- _EXERCISE REQUIREMENTS_
Count, in the entries, the lines with "Tracker". Answer with the number only.
━━━━━━━━━━
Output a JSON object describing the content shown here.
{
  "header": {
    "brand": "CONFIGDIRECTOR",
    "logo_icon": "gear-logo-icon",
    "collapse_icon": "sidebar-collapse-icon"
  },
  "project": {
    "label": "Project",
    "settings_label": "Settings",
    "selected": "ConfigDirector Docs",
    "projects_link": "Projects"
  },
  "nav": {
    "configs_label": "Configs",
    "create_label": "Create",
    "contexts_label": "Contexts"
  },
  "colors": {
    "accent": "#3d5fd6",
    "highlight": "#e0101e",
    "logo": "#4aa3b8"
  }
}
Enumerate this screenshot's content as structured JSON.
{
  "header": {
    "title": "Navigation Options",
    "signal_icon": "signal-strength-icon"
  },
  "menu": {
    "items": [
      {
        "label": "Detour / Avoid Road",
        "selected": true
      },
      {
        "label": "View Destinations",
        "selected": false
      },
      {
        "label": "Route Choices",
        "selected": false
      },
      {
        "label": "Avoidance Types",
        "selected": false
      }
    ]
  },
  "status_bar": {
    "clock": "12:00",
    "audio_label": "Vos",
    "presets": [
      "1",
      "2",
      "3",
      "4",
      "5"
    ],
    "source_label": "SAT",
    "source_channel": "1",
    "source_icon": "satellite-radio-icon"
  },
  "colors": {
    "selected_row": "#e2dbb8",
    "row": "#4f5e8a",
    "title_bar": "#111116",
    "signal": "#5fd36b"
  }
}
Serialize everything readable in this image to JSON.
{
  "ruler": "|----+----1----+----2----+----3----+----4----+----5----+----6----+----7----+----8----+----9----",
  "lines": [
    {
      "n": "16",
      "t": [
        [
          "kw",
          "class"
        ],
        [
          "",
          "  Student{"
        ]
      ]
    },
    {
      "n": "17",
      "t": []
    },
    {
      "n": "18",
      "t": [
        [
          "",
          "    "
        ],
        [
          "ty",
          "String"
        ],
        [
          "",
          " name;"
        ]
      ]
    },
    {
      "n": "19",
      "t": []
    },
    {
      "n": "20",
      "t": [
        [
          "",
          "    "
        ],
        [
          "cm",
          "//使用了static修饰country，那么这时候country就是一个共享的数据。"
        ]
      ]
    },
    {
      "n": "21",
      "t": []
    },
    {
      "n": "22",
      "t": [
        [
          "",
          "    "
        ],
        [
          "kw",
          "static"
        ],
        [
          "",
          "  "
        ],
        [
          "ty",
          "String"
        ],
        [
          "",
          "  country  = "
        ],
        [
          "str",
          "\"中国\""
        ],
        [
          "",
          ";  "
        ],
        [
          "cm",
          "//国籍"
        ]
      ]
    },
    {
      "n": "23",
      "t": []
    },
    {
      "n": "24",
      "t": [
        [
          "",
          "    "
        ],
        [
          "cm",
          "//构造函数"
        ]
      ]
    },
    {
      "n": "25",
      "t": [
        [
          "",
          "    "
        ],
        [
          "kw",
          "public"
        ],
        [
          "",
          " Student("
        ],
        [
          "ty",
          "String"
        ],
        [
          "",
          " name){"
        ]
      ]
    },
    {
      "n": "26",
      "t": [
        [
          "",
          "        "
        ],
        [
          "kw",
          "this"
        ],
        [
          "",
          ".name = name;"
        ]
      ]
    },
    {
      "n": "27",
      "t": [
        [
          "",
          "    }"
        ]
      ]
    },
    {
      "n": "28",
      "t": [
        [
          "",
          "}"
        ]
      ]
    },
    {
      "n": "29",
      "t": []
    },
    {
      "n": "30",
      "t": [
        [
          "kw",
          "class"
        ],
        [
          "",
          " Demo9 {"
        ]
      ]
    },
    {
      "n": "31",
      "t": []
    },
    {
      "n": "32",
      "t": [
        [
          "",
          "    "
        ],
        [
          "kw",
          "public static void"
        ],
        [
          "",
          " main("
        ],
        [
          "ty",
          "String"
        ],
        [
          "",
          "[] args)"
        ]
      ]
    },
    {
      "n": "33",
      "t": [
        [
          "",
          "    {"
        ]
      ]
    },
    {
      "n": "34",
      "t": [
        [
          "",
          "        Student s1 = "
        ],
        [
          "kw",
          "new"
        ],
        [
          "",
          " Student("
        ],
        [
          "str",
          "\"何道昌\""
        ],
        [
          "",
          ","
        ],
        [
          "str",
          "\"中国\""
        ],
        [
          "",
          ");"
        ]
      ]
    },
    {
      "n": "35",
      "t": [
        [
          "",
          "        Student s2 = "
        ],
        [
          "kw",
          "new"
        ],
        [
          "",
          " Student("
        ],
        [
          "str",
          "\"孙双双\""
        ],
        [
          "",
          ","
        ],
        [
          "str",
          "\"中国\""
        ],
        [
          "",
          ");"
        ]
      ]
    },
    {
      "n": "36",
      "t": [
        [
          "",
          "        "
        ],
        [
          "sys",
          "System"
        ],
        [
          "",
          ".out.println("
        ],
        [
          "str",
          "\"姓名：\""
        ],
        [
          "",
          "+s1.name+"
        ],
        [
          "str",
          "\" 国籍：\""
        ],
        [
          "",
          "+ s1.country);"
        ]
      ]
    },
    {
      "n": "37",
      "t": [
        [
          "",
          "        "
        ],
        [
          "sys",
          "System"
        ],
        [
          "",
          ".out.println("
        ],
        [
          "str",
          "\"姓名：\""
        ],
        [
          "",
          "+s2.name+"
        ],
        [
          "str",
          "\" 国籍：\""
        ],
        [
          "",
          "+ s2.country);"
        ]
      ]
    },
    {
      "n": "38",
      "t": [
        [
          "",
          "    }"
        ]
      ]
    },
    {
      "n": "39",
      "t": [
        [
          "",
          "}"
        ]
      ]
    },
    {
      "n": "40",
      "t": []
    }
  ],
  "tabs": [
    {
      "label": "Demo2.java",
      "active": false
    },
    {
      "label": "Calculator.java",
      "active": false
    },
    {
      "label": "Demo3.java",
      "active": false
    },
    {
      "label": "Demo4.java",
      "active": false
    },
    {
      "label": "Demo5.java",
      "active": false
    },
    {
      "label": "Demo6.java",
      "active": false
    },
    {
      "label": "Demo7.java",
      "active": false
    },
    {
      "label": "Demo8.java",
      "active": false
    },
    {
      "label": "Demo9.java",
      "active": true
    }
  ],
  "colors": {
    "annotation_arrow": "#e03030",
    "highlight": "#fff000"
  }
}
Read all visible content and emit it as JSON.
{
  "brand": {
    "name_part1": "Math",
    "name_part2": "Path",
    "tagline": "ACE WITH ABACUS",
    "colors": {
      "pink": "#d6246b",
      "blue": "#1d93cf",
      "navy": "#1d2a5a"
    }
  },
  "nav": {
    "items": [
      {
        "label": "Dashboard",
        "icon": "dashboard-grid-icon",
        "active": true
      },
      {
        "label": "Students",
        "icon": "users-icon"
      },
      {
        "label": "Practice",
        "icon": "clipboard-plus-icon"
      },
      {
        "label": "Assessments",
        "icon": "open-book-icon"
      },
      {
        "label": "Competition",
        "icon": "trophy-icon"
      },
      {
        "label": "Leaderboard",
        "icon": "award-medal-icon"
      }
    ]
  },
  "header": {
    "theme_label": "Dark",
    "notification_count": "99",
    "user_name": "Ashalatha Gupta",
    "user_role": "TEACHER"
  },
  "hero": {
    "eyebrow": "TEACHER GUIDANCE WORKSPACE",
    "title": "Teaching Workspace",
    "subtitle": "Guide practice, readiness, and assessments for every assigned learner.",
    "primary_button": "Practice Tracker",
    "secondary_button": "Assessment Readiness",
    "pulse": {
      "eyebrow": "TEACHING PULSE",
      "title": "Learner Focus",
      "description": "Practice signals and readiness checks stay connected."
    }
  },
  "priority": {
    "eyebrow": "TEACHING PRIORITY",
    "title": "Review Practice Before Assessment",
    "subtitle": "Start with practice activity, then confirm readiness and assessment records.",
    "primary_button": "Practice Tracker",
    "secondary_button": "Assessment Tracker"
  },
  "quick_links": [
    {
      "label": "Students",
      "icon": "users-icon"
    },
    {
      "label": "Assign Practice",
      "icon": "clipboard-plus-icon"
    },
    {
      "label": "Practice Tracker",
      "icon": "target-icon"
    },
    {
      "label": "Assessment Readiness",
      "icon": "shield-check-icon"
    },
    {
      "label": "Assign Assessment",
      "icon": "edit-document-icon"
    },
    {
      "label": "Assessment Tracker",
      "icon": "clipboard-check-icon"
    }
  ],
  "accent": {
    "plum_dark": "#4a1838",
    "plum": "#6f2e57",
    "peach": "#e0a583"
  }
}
━━━━━━━━━━
- _FULL OUTPUT_
5